The exercise:
Scan the material for the word "Ganga", and copy each line where it shows up.

** start Records **

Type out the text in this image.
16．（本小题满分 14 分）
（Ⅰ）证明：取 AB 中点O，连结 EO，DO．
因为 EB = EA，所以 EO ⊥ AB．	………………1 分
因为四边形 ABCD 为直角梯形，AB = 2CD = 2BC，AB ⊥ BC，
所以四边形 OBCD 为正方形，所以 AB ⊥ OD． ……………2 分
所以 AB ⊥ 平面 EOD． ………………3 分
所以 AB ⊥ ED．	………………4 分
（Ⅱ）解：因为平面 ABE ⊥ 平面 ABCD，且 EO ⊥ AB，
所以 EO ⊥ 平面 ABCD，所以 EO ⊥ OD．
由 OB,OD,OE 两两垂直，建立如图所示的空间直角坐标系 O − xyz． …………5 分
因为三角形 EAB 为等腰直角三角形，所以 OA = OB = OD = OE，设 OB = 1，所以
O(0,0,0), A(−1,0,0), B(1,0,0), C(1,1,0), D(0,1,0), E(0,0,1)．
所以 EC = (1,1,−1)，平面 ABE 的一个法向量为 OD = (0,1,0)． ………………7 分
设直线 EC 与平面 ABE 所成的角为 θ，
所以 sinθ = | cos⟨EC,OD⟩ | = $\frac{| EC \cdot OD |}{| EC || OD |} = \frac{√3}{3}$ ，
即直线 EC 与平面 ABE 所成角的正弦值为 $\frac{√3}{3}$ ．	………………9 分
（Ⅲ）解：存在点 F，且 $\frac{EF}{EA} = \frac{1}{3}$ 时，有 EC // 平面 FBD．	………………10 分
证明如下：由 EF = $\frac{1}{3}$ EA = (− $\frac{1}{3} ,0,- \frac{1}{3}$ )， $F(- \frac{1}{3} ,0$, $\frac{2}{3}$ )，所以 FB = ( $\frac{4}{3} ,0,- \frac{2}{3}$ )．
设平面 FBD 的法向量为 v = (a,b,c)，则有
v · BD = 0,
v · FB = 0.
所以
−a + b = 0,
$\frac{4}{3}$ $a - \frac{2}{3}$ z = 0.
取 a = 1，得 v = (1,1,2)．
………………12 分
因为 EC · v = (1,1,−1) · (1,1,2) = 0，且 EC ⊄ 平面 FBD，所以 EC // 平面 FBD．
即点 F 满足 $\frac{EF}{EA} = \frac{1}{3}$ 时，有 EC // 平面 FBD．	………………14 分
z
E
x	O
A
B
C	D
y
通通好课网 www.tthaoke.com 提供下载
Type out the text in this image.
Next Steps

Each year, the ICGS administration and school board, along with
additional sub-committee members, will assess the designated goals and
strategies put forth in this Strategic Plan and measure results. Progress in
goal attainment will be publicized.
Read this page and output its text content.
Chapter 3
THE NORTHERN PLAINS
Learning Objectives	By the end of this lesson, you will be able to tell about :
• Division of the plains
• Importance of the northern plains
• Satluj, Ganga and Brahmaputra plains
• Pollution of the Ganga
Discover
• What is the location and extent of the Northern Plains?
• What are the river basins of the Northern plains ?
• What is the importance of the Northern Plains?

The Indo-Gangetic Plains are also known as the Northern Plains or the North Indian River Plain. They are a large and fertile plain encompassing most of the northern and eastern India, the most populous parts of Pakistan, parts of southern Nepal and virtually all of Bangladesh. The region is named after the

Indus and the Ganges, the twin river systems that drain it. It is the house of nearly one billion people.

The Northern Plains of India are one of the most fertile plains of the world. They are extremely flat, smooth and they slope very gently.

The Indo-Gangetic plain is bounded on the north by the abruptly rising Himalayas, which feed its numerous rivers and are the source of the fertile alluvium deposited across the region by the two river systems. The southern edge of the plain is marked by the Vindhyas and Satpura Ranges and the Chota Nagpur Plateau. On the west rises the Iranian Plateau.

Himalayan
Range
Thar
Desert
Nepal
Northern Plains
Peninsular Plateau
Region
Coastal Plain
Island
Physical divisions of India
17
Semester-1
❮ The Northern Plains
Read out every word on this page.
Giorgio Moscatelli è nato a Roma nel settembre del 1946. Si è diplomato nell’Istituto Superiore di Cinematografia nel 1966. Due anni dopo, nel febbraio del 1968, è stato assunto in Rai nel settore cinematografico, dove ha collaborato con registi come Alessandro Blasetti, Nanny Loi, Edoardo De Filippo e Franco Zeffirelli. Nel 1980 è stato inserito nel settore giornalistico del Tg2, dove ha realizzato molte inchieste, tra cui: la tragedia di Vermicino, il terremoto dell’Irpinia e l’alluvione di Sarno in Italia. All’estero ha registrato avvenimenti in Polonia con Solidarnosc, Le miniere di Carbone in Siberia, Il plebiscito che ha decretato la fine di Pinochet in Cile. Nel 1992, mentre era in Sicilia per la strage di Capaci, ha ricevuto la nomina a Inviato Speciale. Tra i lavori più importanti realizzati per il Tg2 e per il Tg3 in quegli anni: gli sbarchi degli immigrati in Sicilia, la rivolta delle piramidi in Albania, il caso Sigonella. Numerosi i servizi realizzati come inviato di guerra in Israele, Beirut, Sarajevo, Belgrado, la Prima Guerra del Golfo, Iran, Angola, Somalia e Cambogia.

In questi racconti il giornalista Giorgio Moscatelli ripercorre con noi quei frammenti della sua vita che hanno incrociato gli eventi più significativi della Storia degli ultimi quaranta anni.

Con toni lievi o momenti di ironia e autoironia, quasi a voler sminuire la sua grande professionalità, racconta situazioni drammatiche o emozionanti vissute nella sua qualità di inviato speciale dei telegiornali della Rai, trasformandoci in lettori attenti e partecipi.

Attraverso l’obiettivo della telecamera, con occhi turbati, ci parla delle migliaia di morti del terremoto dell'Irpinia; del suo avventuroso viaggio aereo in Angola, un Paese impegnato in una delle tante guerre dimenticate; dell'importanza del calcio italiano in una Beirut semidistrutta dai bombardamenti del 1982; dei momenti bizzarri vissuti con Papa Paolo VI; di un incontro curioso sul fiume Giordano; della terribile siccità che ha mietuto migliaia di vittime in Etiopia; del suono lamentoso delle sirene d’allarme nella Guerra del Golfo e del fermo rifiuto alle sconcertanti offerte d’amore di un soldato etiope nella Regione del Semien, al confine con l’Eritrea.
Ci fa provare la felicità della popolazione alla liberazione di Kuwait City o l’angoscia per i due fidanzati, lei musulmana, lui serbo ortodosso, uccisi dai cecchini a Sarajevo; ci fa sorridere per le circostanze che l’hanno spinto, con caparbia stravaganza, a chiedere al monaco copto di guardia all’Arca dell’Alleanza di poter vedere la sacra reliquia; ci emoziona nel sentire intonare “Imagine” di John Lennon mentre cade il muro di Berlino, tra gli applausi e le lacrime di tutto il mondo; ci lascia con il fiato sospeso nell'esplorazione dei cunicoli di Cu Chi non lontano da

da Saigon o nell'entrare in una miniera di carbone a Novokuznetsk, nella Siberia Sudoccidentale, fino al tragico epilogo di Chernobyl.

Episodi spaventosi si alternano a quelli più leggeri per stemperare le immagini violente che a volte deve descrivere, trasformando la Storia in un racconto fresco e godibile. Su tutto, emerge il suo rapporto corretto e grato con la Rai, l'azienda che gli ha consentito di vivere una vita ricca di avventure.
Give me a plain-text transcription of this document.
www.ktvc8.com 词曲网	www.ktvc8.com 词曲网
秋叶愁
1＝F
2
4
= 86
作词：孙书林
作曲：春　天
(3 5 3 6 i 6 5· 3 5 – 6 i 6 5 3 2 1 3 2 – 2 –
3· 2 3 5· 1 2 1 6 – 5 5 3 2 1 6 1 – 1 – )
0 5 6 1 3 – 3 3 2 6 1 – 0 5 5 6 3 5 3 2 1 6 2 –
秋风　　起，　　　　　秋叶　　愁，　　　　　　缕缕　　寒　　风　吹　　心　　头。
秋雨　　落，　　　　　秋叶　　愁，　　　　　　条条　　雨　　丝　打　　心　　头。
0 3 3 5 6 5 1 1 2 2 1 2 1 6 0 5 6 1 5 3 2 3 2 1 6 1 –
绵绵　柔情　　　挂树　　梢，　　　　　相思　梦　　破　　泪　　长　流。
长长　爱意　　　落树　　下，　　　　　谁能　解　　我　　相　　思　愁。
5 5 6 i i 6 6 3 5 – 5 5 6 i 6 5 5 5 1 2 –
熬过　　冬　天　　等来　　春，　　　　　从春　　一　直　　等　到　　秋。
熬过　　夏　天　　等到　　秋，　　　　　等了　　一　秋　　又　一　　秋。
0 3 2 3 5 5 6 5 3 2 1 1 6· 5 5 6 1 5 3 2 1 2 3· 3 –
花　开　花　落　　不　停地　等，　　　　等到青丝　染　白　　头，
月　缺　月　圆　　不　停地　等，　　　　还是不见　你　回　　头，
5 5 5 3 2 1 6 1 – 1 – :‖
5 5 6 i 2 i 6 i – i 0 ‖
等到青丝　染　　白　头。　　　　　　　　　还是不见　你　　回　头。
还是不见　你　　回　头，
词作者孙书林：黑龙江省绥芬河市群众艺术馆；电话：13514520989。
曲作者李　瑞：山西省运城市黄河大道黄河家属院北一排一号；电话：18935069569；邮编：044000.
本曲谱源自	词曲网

** end Records **

The response:
• Satluj, Ganga and Brahmaputra plains
• Pollution of the Ganga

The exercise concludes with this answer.